Document page entries with text
******
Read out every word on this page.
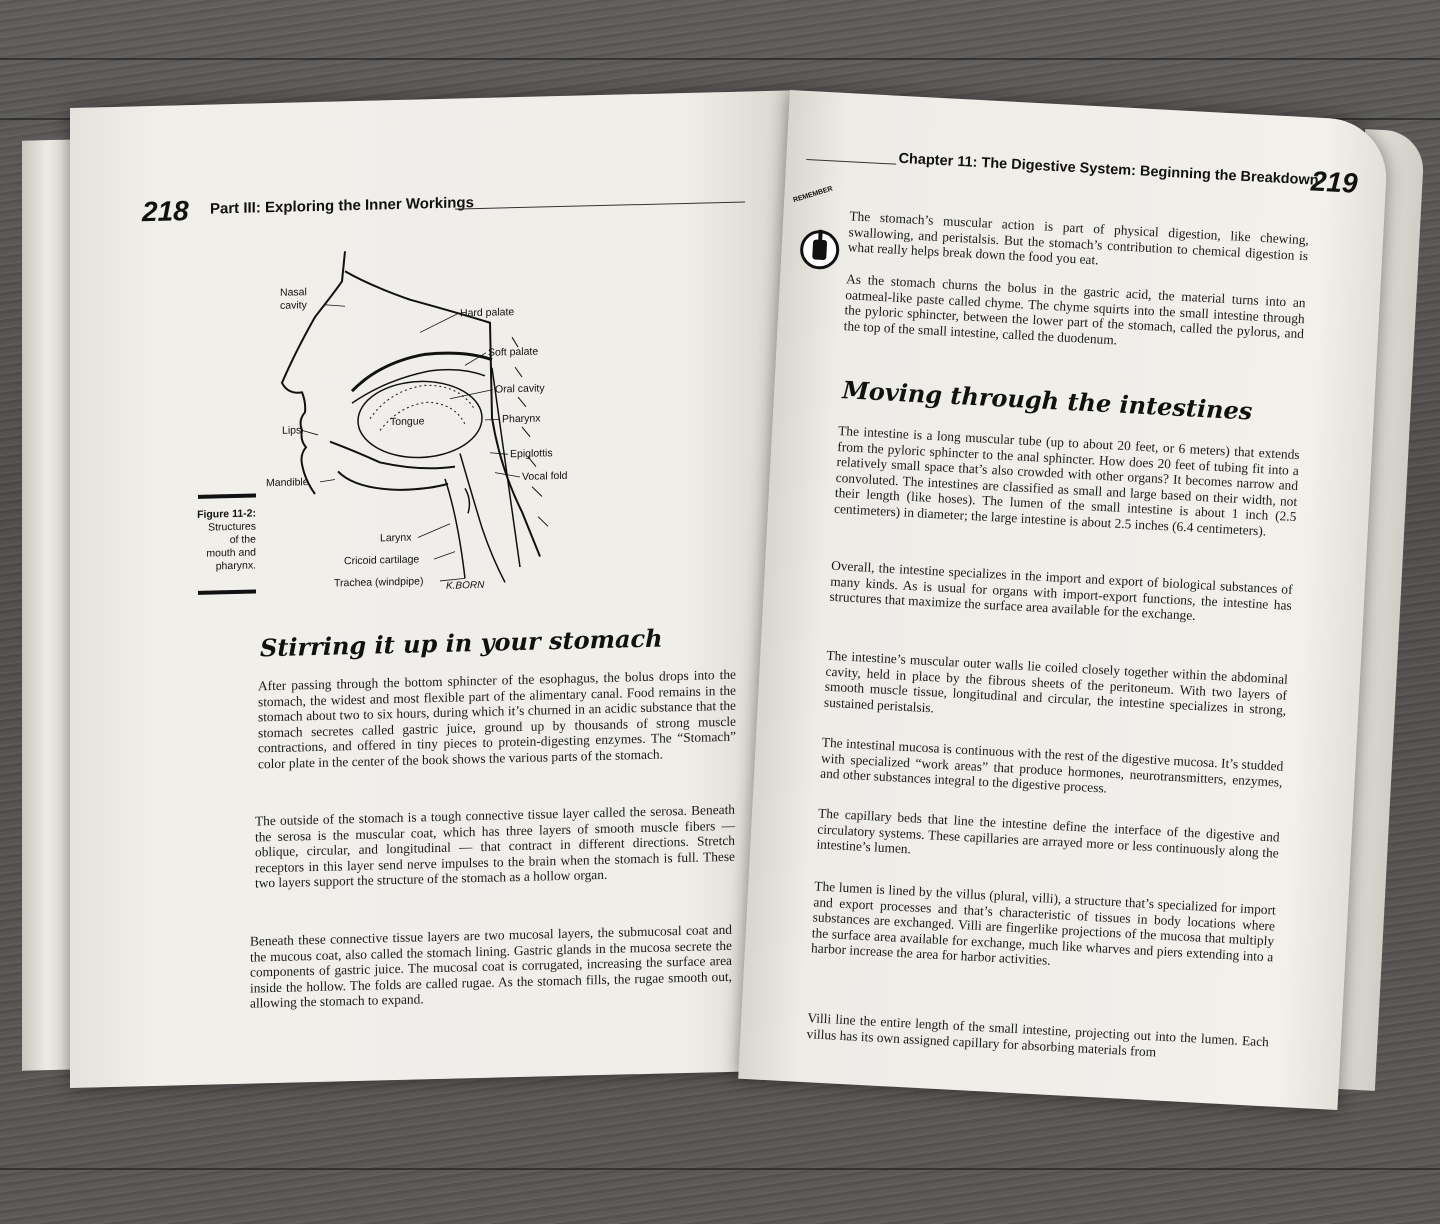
218 Part III: Exploring the Inner Workings
Nasal
cavity
Hard palate
Soft palate
Oral cavity
Tongue	Pharynx
Lips
Epiglottis
Mandible	Vocal fold
Larynx
Cricoid cartilage
Trachea (windpipe) K.BORN
Figure 11-2:
Structures
of the
mouth and
pharynx.
Stirring it up in your stomach

After passing through the bottom sphincter of the esophagus, the bolus drops into the stomach, the widest and most flexible part of the alimentary canal. Food remains in the stomach about two to six hours, during which it’s churned in an acidic substance that the stomach secretes called gastric juice, ground up by thousands of strong muscle contractions, and offered in tiny pieces to protein-digesting enzymes. The “Stomach” color plate in the center of the book shows the various parts of the stomach.

The outside of the stomach is a tough connective tissue layer called the serosa. Beneath the serosa is the muscular coat, which has three layers of smooth muscle fibers — oblique, circular, and longitudinal — that contract in different directions. Stretch receptors in this layer send nerve impulses to the brain when the stomach is full. These two layers support the structure of the stomach as a hollow organ.

Beneath these connective tissue layers are two mucosal layers, the submucosal coat and the mucous coat, also called the stomach lining. Gastric glands in the mucosa secrete the components of gastric juice. The mucosal coat is corrugated, increasing the surface area inside the hollow. The folds are called rugae. As the stomach fills, the rugae smooth out, allowing the stomach to expand.

Chapter 11: The Digestive System: Beginning the Breakdown
219
REMEMBER

The stomach’s muscular action is part of physical digestion, like chewing, swallowing, and peristalsis. But the stomach’s contribution to chemical digestion is what really helps break down the food you eat.

As the stomach churns the bolus in the gastric acid, the material turns into an oatmeal-like paste called chyme. The chyme squirts into the small intestine through the pyloric sphincter, between the lower part of the stomach, called the pylorus, and the top of the small intestine, called the duodenum.

Moving through the intestines

The intestine is a long muscular tube (up to about 20 feet, or 6 meters) that extends from the pyloric sphincter to the anal sphincter. How does 20 feet of tubing fit into a relatively small space that’s also crowded with other organs? It becomes narrow and convoluted. The intestines are classified as small and large based on their width, not their length (like hoses). The lumen of the small intestine is about 1 inch (2.5 centimeters) in diameter; the large intestine is about 2.5 inches (6.4 centimeters).

Overall, the intestine specializes in the import and export of biological substances of many kinds. As is usual for organs with import-export functions, the intestine has structures that maximize the surface area available for the exchange.

The intestine’s muscular outer walls lie coiled closely together within the abdominal cavity, held in place by the fibrous sheets of the peritoneum. With two layers of smooth muscle tissue, longitudinal and circular, the intestine specializes in strong, sustained peristalsis.

The intestinal mucosa is continuous with the rest of the digestive mucosa. It’s studded with specialized “work areas” that produce hormones, neurotransmitters, enzymes, and other substances integral to the digestive process.

The capillary beds that line the intestine define the interface of the digestive and circulatory systems. These capillaries are arrayed more or less continuously along the intestine’s lumen.

The lumen is lined by the villus (plural, villi), a structure that’s specialized for import and export processes and that’s characteristic of tissues in body locations where substances are exchanged. Villi are fingerlike projections of the mucosa that multiply the surface area available for exchange, much like wharves and piers extending into a harbor increase the area for harbor activities.

Villi line the entire length of the small intestine, projecting out into the lumen. Each villus has its own assigned capillary for absorbing materials from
******
• _AIM OF THE TASK_: Pick out each line above that includes "specializes" and show it.

• _REPLY_:
Overall, the intestine specializes in the import and export of biological substances of many kinds. As is usual for organs with import-export functions, the intestine has structures that maximize the surface area available for the exchange.
The intestine’s muscular outer walls lie coiled closely together within the abdominal cavity, held in place by the fibrous sheets of the peritoneum. With two layers of smooth muscle tissue, longitudinal and circular, the intestine specializes in strong, sustained peristalsis.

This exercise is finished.